Extract each line of the material that follows exactly and omit its pictures.

● **LISTED RECORDS**:

**********

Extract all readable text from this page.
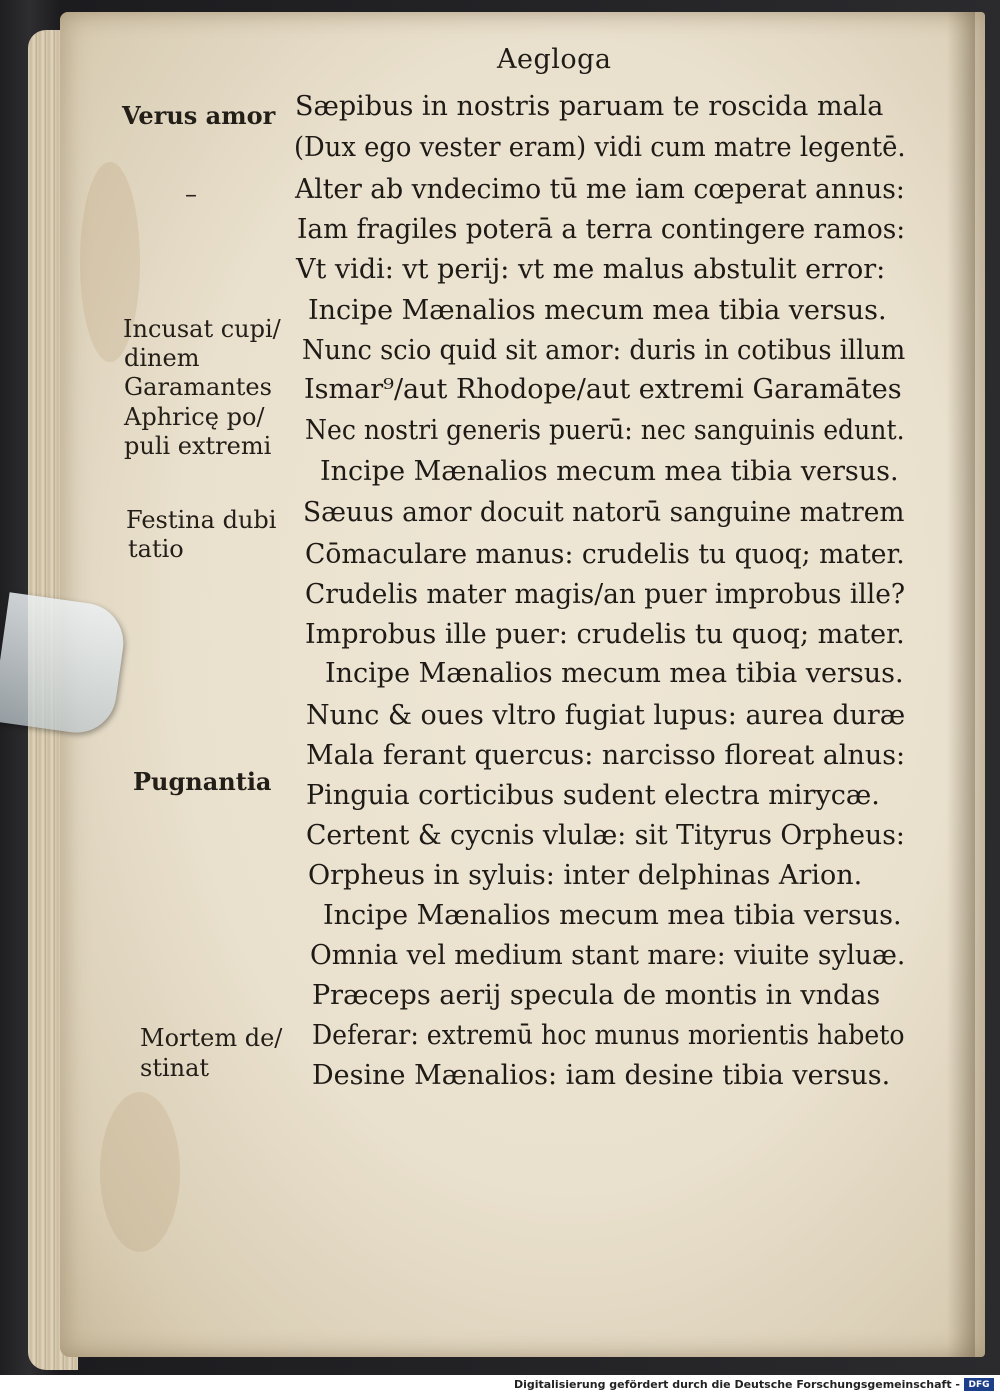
Aegloga
–
Verus amor
Incusat cupi/
dinem
Garamantes
Aphricę po/
puli extremi
Festina dubi
tatio
Pugnantia
Mortem de/
stinat
Sæpibus in nostris paruam te roscida mala
(Dux ego vester eram) vidi cum matre legentē.
Alter ab vndecimo tū me iam cœperat annus:
Iam fragiles poterā a terra contingere ramos:
Vt vidi: vt perij: vt me malus abstulit error:
Incipe Mænalios mecum mea tibia versus.
Nunc scio quid sit amor: duris in cotibus illum
Ismar⁹/aut Rhodope/aut extremi Garamātes
Nec nostri generis puerū: nec sanguinis edunt.
Incipe Mænalios mecum mea tibia versus.
Sæuus amor docuit natorū sanguine matrem
Cōmaculare manus: crudelis tu quoq; mater.
Crudelis mater magis/an puer improbus ille?
Improbus ille puer: crudelis tu quoq; mater.
Incipe Mænalios mecum mea tibia versus.
Nunc & oues vltro fugiat lupus: aurea duræ
Mala ferant quercus: narcisso floreat alnus:
Pinguia corticibus sudent electra mirycæ.
Certent & cycnis vlulæ: sit Tityrus Orpheus:
Orpheus in syluis: inter delphinas Arion.
Incipe Mænalios mecum mea tibia versus.
Omnia vel medium stant mare: viuite syluæ.
Præceps aerij specula de montis in vndas
Deferar: extremū hoc munus morientis habeto
Desine Mænalios: iam desine tibia versus.
Digitalisierung gefördert durch die Deutsche Forschungsgemeinschaft - DFG
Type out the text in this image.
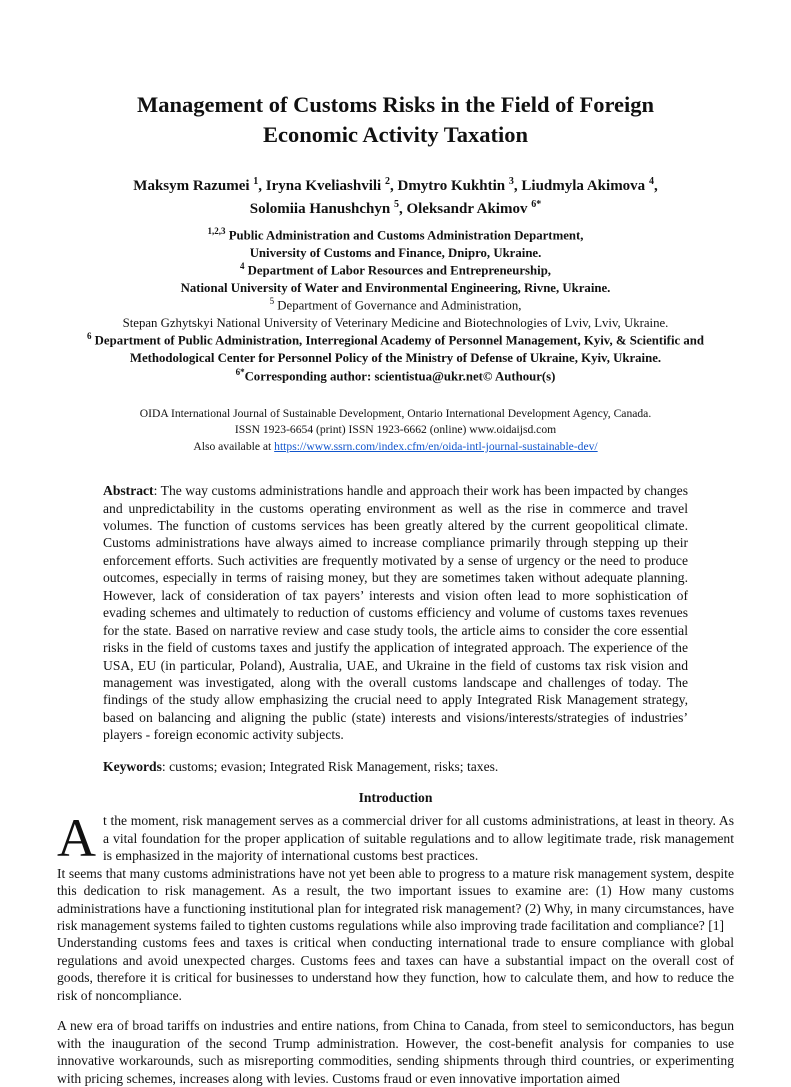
Management of Customs Risks in the Field of Foreign Economic Activity Taxation
Maksym Razumei $^1$, Iryna Kveliashvili $^2$, Dmytro Kukhtin $^3$, Liudmyla Akimova $^4$,
Solomiia Hanushchyn $^5$, Oleksandr Akimov $^{6*}$
$^{1,2,3}$ Public Administration and Customs Administration Department,
University of Customs and Finance, Dnipro, Ukraine.
$^4$ Department of Labor Resources and Entrepreneurship,
National University of Water and Environmental Engineering, Rivne, Ukraine.
$^5$ Department of Governance and Administration,
Stepan Gzhytskyi National University of Veterinary Medicine and Biotechnologies of Lviv, Lviv, Ukraine.
$^6$ Department of Public Administration, Interregional Academy of Personnel Management, Kyiv, & Scientific and Methodological Center for Personnel Policy of the Ministry of Defense of Ukraine, Kyiv, Ukraine.
$^{6*}$Corresponding author: scientistua@ukr.net© Authour(s)
OIDA International Journal of Sustainable Development, Ontario International Development Agency, Canada.
ISSN 1923-6654 (print) ISSN 1923-6662 (online) www.oidaijsd.com
Also available at https://www.ssrn.com/index.cfm/en/oida-intl-journal-sustainable-dev/

Abstract: The way customs administrations handle and approach their work has been impacted by changes and unpredictability in the customs operating environment as well as the rise in commerce and travel volumes. The function of customs services has been greatly altered by the current geopolitical climate. Customs administrations have always aimed to increase compliance primarily through stepping up their enforcement efforts. Such activities are frequently motivated by a sense of urgency or the need to produce outcomes, especially in terms of raising money, but they are sometimes taken without adequate planning. However, lack of consideration of tax payers’ interests and vision often lead to more sophistication of evading schemes and ultimately to reduction of customs efficiency and volume of customs taxes revenues for the state. Based on narrative review and case study tools, the article aims to consider the core essential risks in the field of customs taxes and justify the application of integrated approach. The experience of the USA, EU (in particular, Poland), Australia, UAE, and Ukraine in the field of customs tax risk vision and management was investigated, along with the overall customs landscape and challenges of today. The findings of the study allow emphasizing the crucial need to apply Integrated Risk Management strategy, based on balancing and aligning the public (state) interests and visions/interests/strategies of industries’ players - foreign economic activity subjects.

Keywords: customs; evasion; Integrated Risk Management, risks; taxes.

Introduction

At the moment, risk management serves as a commercial driver for all customs administrations, at least in theory. As a vital foundation for the proper application of suitable regulations and to allow legitimate trade, risk management is emphasized in the majority of international customs best practices.

It seems that many customs administrations have not yet been able to progress to a mature risk management system, despite this dedication to risk management. As a result, the two important issues to examine are: (1) How many customs administrations have a functioning institutional plan for integrated risk management? (2) Why, in many circumstances, have risk management systems failed to tighten customs regulations while also improving trade facilitation and compliance? [1]

Understanding customs fees and taxes is critical when conducting international trade to ensure compliance with global regulations and avoid unexpected charges. Customs fees and taxes can have a substantial impact on the overall cost of goods, therefore it is critical for businesses to understand how they function, how to calculate them, and how to reduce the risk of noncompliance.

A new era of broad tariffs on industries and entire nations, from China to Canada, from steel to semiconductors, has begun with the inauguration of the second Trump administration. However, the cost-benefit analysis for companies to use innovative workarounds, such as misreporting commodities, sending shipments through third countries, or experimenting with pricing schemes, increases along with levies. Customs fraud or even innovative importation aimed
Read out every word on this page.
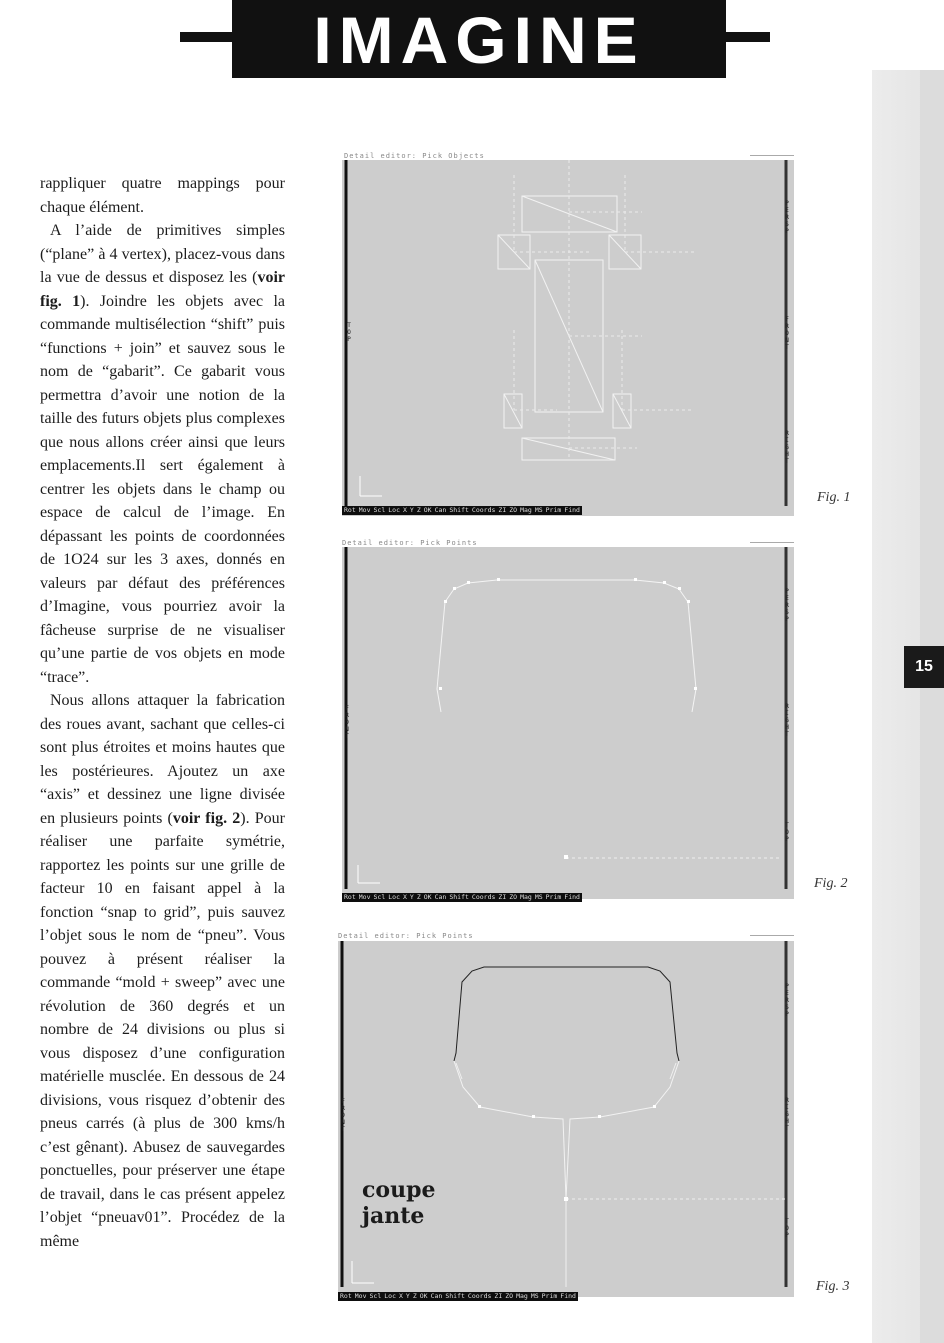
IMAGINE
15

rappliquer quatre mappings pour chaque élément.

A l’aide de primitives simples (“plane” à 4 vertex), placez-vous dans la vue de dessus et disposez les (voir fig. 1). Joindre les objets avec la commande multisélection “shift” puis “functions + join” et sauvez sous le nom de “gabarit”. Ce gabarit vous permettra d’avoir une notion de la taille des futurs objets plus complexes que nous allons créer ainsi que leurs emplacements.Il sert également à centrer les objets dans le champ ou espace de calcul de l’image. En dépassant les points de coordonnées de 1O24 sur les 3 axes, donnés en valeurs par défaut des préférences d’Imagine, vous pourriez avoir la fâcheuse surprise de ne visualiser qu’une partie de vos objets en mode “trace”.

Nous allons attaquer la fabrication des roues avant, sachant que celles-ci sont plus étroites et moins hautes que les postérieures. Ajoutez un axe “axis” et dessinez une ligne divisée en plusieurs points (voir fig. 2). Pour réaliser une parfaite symétrie, rapportez les points sur une grille de facteur 10 en faisant appel à la fonction “snap to grid”, puis sauvez l’objet sous le nom de “pneu”. Vous pouvez à présent réaliser la commande “mold + sweep” avec une révolution de 360 degrés et un nombre de 24 divisions ou plus si vous disposez d’une configuration matérielle musclée. En dessous de 24 divisions, vous risquez d’obtenir des pneus carrés (à plus de 300 kms/h c’est gênant). Abusez de sauvegardes ponctuelles, pour préserver une étape de travail, dans le cas présent appelez l’objet “pneuav01”. Procédez de la même

Detail editor: Pick Objects
TOP
PERSP
FRONT
RIGHT
Rot Mov Scl Loc X Y Z OK Can Shift Coords ZI ZO Mag MS Prim Find
Fig. 1
Detail editor: Pick Points
FRONT
PERSP
RIGHT
TOP
Rot Mov Scl Loc X Y Z OK Can Shift Coords ZI ZO Mag MS Prim Find
Fig. 2
Detail editor: Pick Points
FRONT
PERSP
RIGHT
TOP
coupe
jante
Rot Mov Scl Loc X Y Z OK Can Shift Coords ZI ZO Mag MS Prim Find
Fig. 3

**********

● **TASK OUTPUT**:
Extract all readable text from this page.
Aegloga
–
Verus amor
Incusat cupi/
dinem
Garamantes
Aphricę po/
puli extremi
Festina dubi
tatio
Pugnantia
Mortem de/
stinat
Sæpibus in nostris paruam te roscida mala
(Dux ego vester eram) vidi cum matre legentē.
Alter ab vndecimo tū me iam cœperat annus:
Iam fragiles poterā a terra contingere ramos:
Vt vidi: vt perij: vt me malus abstulit error:
Incipe Mænalios mecum mea tibia versus.
Nunc scio quid sit amor: duris in cotibus illum
Ismar⁹/aut Rhodope/aut extremi Garamātes
Nec nostri generis puerū: nec sanguinis edunt.
Incipe Mænalios mecum mea tibia versus.
Sæuus amor docuit natorū sanguine matrem
Cōmaculare manus: crudelis tu quoq; mater.
Crudelis mater magis/an puer improbus ille?
Improbus ille puer: crudelis tu quoq; mater.
Incipe Mænalios mecum mea tibia versus.
Nunc & oues vltro fugiat lupus: aurea duræ
Mala ferant quercus: narcisso floreat alnus:
Pinguia corticibus sudent electra mirycæ.
Certent & cycnis vlulæ: sit Tityrus Orpheus:
Orpheus in syluis: inter delphinas Arion.
Incipe Mænalios mecum mea tibia versus.
Omnia vel medium stant mare: viuite syluæ.
Præceps aerij specula de montis in vndas
Deferar: extremū hoc munus morientis habeto
Desine Mænalios: iam desine tibia versus.
Digitalisierung gefördert durch die Deutsche Forschungsgemeinschaft - DFG
Type out the text in this image.
Management of Customs Risks in the Field of Foreign Economic Activity Taxation
Maksym Razumei $^1$, Iryna Kveliashvili $^2$, Dmytro Kukhtin $^3$, Liudmyla Akimova $^4$,
Solomiia Hanushchyn $^5$, Oleksandr Akimov $^{6*}$
$^{1,2,3}$ Public Administration and Customs Administration Department,
University of Customs and Finance, Dnipro, Ukraine.
$^4$ Department of Labor Resources and Entrepreneurship,
National University of Water and Environmental Engineering, Rivne, Ukraine.
$^5$ Department of Governance and Administration,
Stepan Gzhytskyi National University of Veterinary Medicine and Biotechnologies of Lviv, Lviv, Ukraine.
$^6$ Department of Public Administration, Interregional Academy of Personnel Management, Kyiv, & Scientific and Methodological Center for Personnel Policy of the Ministry of Defense of Ukraine, Kyiv, Ukraine.
$^{6*}$Corresponding author: scientistua@ukr.net© Authour(s)
OIDA International Journal of Sustainable Development, Ontario International Development Agency, Canada.
ISSN 1923-6654 (print) ISSN 1923-6662 (online) www.oidaijsd.com
Also available at https://www.ssrn.com/index.cfm/en/oida-intl-journal-sustainable-dev/

Abstract: The way customs administrations handle and approach their work has been impacted by changes and unpredictability in the customs operating environment as well as the rise in commerce and travel volumes. The function of customs services has been greatly altered by the current geopolitical climate. Customs administrations have always aimed to increase compliance primarily through stepping up their enforcement efforts. Such activities are frequently motivated by a sense of urgency or the need to produce outcomes, especially in terms of raising money, but they are sometimes taken without adequate planning. However, lack of consideration of tax payers’ interests and vision often lead to more sophistication of evading schemes and ultimately to reduction of customs efficiency and volume of customs taxes revenues for the state. Based on narrative review and case study tools, the article aims to consider the core essential risks in the field of customs taxes and justify the application of integrated approach. The experience of the USA, EU (in particular, Poland), Australia, UAE, and Ukraine in the field of customs tax risk vision and management was investigated, along with the overall customs landscape and challenges of today. The findings of the study allow emphasizing the crucial need to apply Integrated Risk Management strategy, based on balancing and aligning the public (state) interests and visions/interests/strategies of industries’ players - foreign economic activity subjects.

Keywords: customs; evasion; Integrated Risk Management, risks; taxes.

Introduction

At the moment, risk management serves as a commercial driver for all customs administrations, at least in theory. As a vital foundation for the proper application of suitable regulations and to allow legitimate trade, risk management is emphasized in the majority of international customs best practices.

It seems that many customs administrations have not yet been able to progress to a mature risk management system, despite this dedication to risk management. As a result, the two important issues to examine are: (1) How many customs administrations have a functioning institutional plan for integrated risk management? (2) Why, in many circumstances, have risk management systems failed to tighten customs regulations while also improving trade facilitation and compliance? [1]

Understanding customs fees and taxes is critical when conducting international trade to ensure compliance with global regulations and avoid unexpected charges. Customs fees and taxes can have a substantial impact on the overall cost of goods, therefore it is critical for businesses to understand how they function, how to calculate them, and how to reduce the risk of noncompliance.

A new era of broad tariffs on industries and entire nations, from China to Canada, from steel to semiconductors, has begun with the inauguration of the second Trump administration. However, the cost-benefit analysis for companies to use innovative workarounds, such as misreporting commodities, sending shipments through third countries, or experimenting with pricing schemes, increases along with levies. Customs fraud or even innovative importation aimed
Read out every word on this page.
IMAGINE
15

rappliquer quatre mappings pour chaque élément.

A l’aide de primitives simples (“plane” à 4 vertex), placez-vous dans la vue de dessus et disposez les (voir fig. 1). Joindre les objets avec la commande multisélection “shift” puis “functions + join” et sauvez sous le nom de “gabarit”. Ce gabarit vous permettra d’avoir une notion de la taille des futurs objets plus complexes que nous allons créer ainsi que leurs emplacements.Il sert également à centrer les objets dans le champ ou espace de calcul de l’image. En dépassant les points de coordonnées de 1O24 sur les 3 axes, donnés en valeurs par défaut des préférences d’Imagine, vous pourriez avoir la fâcheuse surprise de ne visualiser qu’une partie de vos objets en mode “trace”.

Nous allons attaquer la fabrication des roues avant, sachant que celles-ci sont plus étroites et moins hautes que les postérieures. Ajoutez un axe “axis” et dessinez une ligne divisée en plusieurs points (voir fig. 2). Pour réaliser une parfaite symétrie, rapportez les points sur une grille de facteur 10 en faisant appel à la fonction “snap to grid”, puis sauvez l’objet sous le nom de “pneu”. Vous pouvez à présent réaliser la commande “mold + sweep” avec une révolution de 360 degrés et un nombre de 24 divisions ou plus si vous disposez d’une configuration matérielle musclée. En dessous de 24 divisions, vous risquez d’obtenir des pneus carrés (à plus de 300 kms/h c’est gênant). Abusez de sauvegardes ponctuelles, pour préserver une étape de travail, dans le cas présent appelez l’objet “pneuav01”. Procédez de la même

Detail editor: Pick Objects
TOP
PERSP
FRONT
RIGHT
Rot Mov Scl Loc X Y Z OK Can Shift Coords ZI ZO Mag MS Prim Find
Fig. 1
Detail editor: Pick Points
FRONT
PERSP
RIGHT
TOP
Rot Mov Scl Loc X Y Z OK Can Shift Coords ZI ZO Mag MS Prim Find
Fig. 2
Detail editor: Pick Points
FRONT
PERSP
RIGHT
TOP
coupe
jante
Rot Mov Scl Loc X Y Z OK Can Shift Coords ZI ZO Mag MS Prim Find
Fig. 3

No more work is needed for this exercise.